# Dataset items
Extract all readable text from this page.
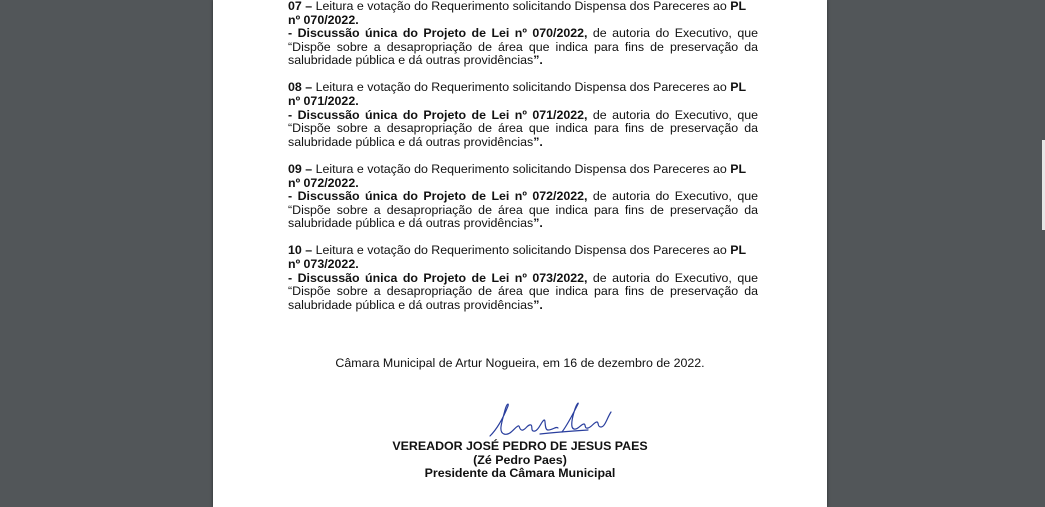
07 – Leitura e votação do Requerimento solicitando Dispensa dos Pareceres ao PL nº 070/2022.

- Discussão única do Projeto de Lei nº 070/2022, de autoria do Executivo, que “Dispõe sobre a desapropriação de área que indica para fins de preservação da salubridade pública e dá outras providências”.

08 – Leitura e votação do Requerimento solicitando Dispensa dos Pareceres ao PL nº 071/2022.

- Discussão única do Projeto de Lei nº 071/2022, de autoria do Executivo, que “Dispõe sobre a desapropriação de área que indica para fins de preservação da salubridade pública e dá outras providências”.

09 – Leitura e votação do Requerimento solicitando Dispensa dos Pareceres ao PL nº 072/2022.

- Discussão única do Projeto de Lei nº 072/2022, de autoria do Executivo, que “Dispõe sobre a desapropriação de área que indica para fins de preservação da salubridade pública e dá outras providências”.

10 – Leitura e votação do Requerimento solicitando Dispensa dos Pareceres ao PL nº 073/2022.

- Discussão única do Projeto de Lei nº 073/2022, de autoria do Executivo, que “Dispõe sobre a desapropriação de área que indica para fins de preservação da salubridade pública e dá outras providências”.

Câmara Municipal de Artur Nogueira, em 16 de dezembro de 2022.
VEREADOR JOSÉ PEDRO DE JESUS PAES
(Zé Pedro Paes)
Presidente da Câmara Municipal
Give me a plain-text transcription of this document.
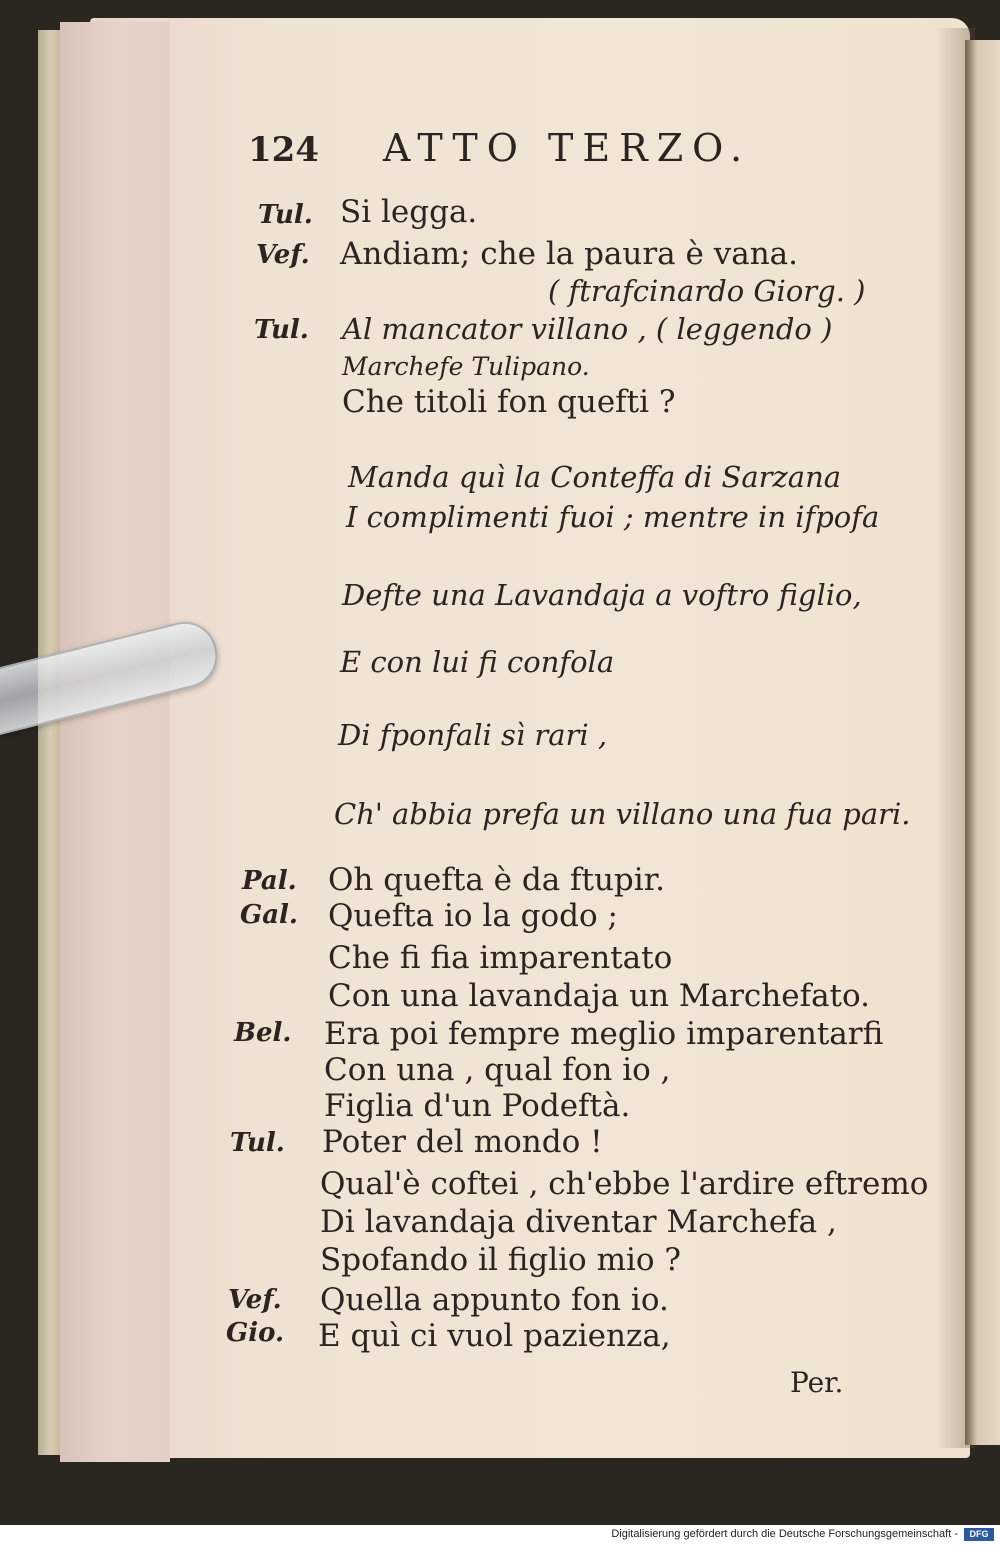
124 ATTO TERZO.
Tul.
Vef.
Tul.
Pal.
Gal.
Bel.
Tul.
Vef.
Gio.
Si legga.
Andiam; che la paura è vana.
( ftrafcinardo Giorg. )
Al mancator villano , ( leggendo )
Marchefe Tulipano.
Che titoli fon quefti ?
Manda quì la Conteffa di Sarzana
I complimenti fuoi ; mentre in ifpofa
Defte una Lavandaja a voftro figlio,
E con lui fi confola
Di fponfali sì rari ,
Ch' abbia prefa un villano una fua pari.
Oh quefta è da ftupir.
Quefta io la godo ;
Che fi fia imparentato
Con una lavandaja un Marchefato.
Era poi fempre meglio imparentarfi
Con una , qual fon io ,
Figlia d'un Podeftà.
Poter del mondo !
Qual'è coftei , ch'ebbe l'ardire eftremo
Di lavandaja diventar Marchefa ,
Spofando il figlio mio ?
Quella appunto fon io.
E quì ci vuol pazienza,
Per.
Digitalisierung gefördert durch die Deutsche Forschungsgemeinschaft -	DFG
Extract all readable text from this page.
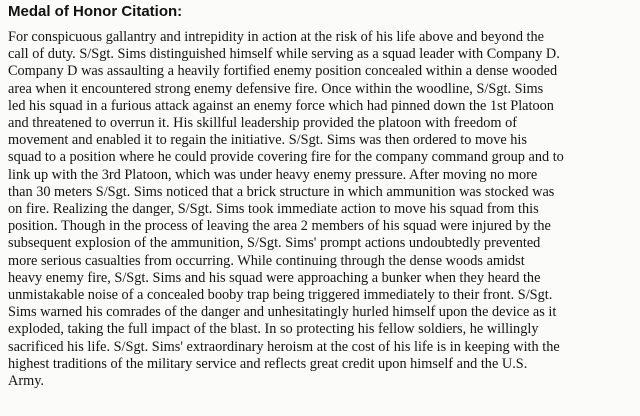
Medal of Honor Citation:
For conspicuous gallantry and intrepidity in action at the risk of his life above and beyond the
call of duty. S/Sgt. Sims distinguished himself while serving as a squad leader with Company D.
Company D was assaulting a heavily fortified enemy position concealed within a dense wooded
area when it encountered strong enemy defensive fire. Once within the woodline, S/Sgt. Sims
led his squad in a furious attack against an enemy force which had pinned down the 1st Platoon
and threatened to overrun it. His skillful leadership provided the platoon with freedom of
movement and enabled it to regain the initiative. S/Sgt. Sims was then ordered to move his
squad to a position where he could provide covering fire for the company command group and to
link up with the 3rd Platoon, which was under heavy enemy pressure. After moving no more
than 30 meters S/Sgt. Sims noticed that a brick structure in which ammunition was stocked was
on fire. Realizing the danger, S/Sgt. Sims took immediate action to move his squad from this
position. Though in the process of leaving the area 2 members of his squad were injured by the
subsequent explosion of the ammunition, S/Sgt. Sims' prompt actions undoubtedly prevented
more serious casualties from occurring. While continuing through the dense woods amidst
heavy enemy fire, S/Sgt. Sims and his squad were approaching a bunker when they heard the
unmistakable noise of a concealed booby trap being triggered immediately to their front. S/Sgt.
Sims warned his comrades of the danger and unhesitatingly hurled himself upon the device as it
exploded, taking the full impact of the blast. In so protecting his fellow soldiers, he willingly
sacrificed his life. S/Sgt. Sims' extraordinary heroism at the cost of his life is in keeping with the
highest traditions of the military service and reflects great credit upon himself and the U.S.
Army.
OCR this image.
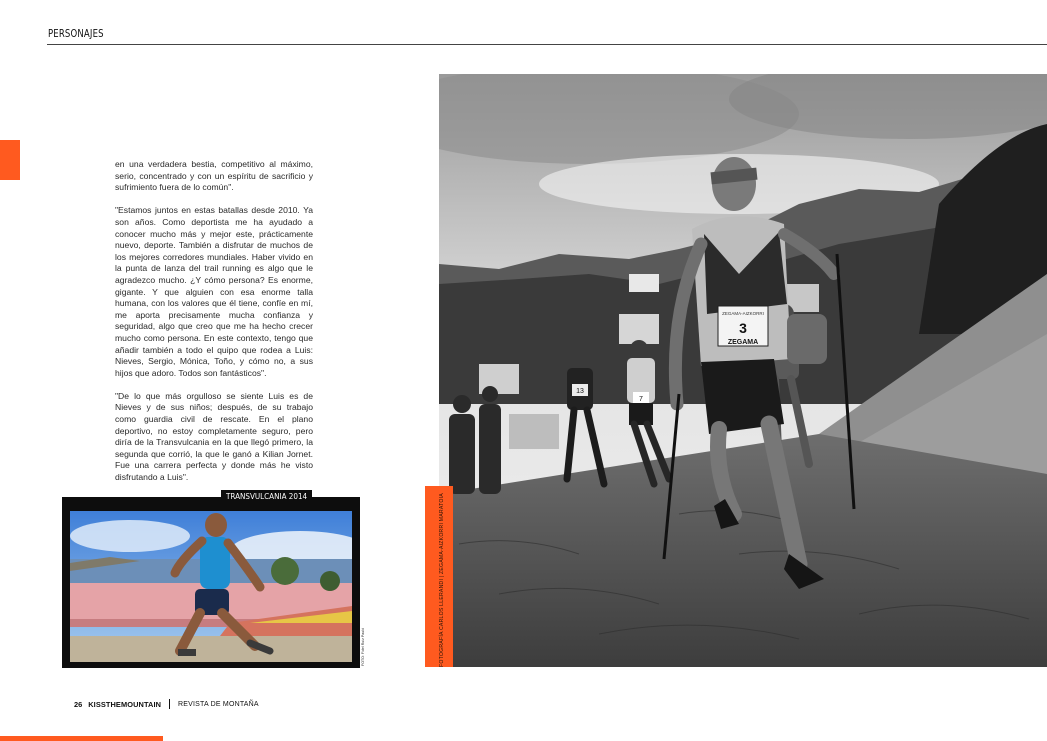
PERSONAJES

en una verdadera bestia, competitivo al máximo, serio, concentrado y con un espíritu de sacrificio y sufrimiento fuera de lo común".

"Estamos juntos en estas batallas desde 2010. Ya son años. Como deportista me ha ayudado a conocer mucho más y mejor este, prácticamente nuevo, deporte. También a disfrutar de muchos de los mejores corredores mundiales. Haber vivido en la punta de lanza del trail running es algo que le agradezco mucho. ¿Y cómo persona? Es enorme, gigante. Y que alguien con esa enorme talla humana, con los valores que él tiene, confíe en mí, me aporta precisamente mucha confianza y seguridad, algo que creo que me ha hecho crecer mucho como persona. En este contexto, tengo que añadir también a todo el quipo que rodea a Luis: Nieves, Sergio, Mónica, Toño, y cómo no, a sus hijos que adoro. Todos son fantásticos".

"De lo que más orgulloso se siente Luis es de Nieves y de sus niños; después, de su trabajo como guardia civil de rescate. En el plano deportivo, no estoy completamente seguro, pero diría de la Transvulcania en la que llegó primero, la segunda que corrió, la que le ganó a Kilian Jornet. Fue una carrera perfecta y donde más he visto disfrutando a Luis".

TRANSVULCANIA 2014
FOTO: Fidel Ruiz Pauló
13
7
3
ZEGAMA-AIZKORRI
ZEGAMA
FOTOGRAFÍA CARLOS LLERANDI | ZEGAMA-AIZKORRI MARATOIA
26 KISSTHEMOUNTAIN REVISTA DE MONTAÑA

# Stated goal
From the entries above, return each line with the word "life" in it.

# Answer to this problem
For conspicuous gallantry and intrepidity in action at the risk of his life above and beyond the
sacrificed his life. S/Sgt. Sims' extraordinary heroism at the cost of his life is in keeping with the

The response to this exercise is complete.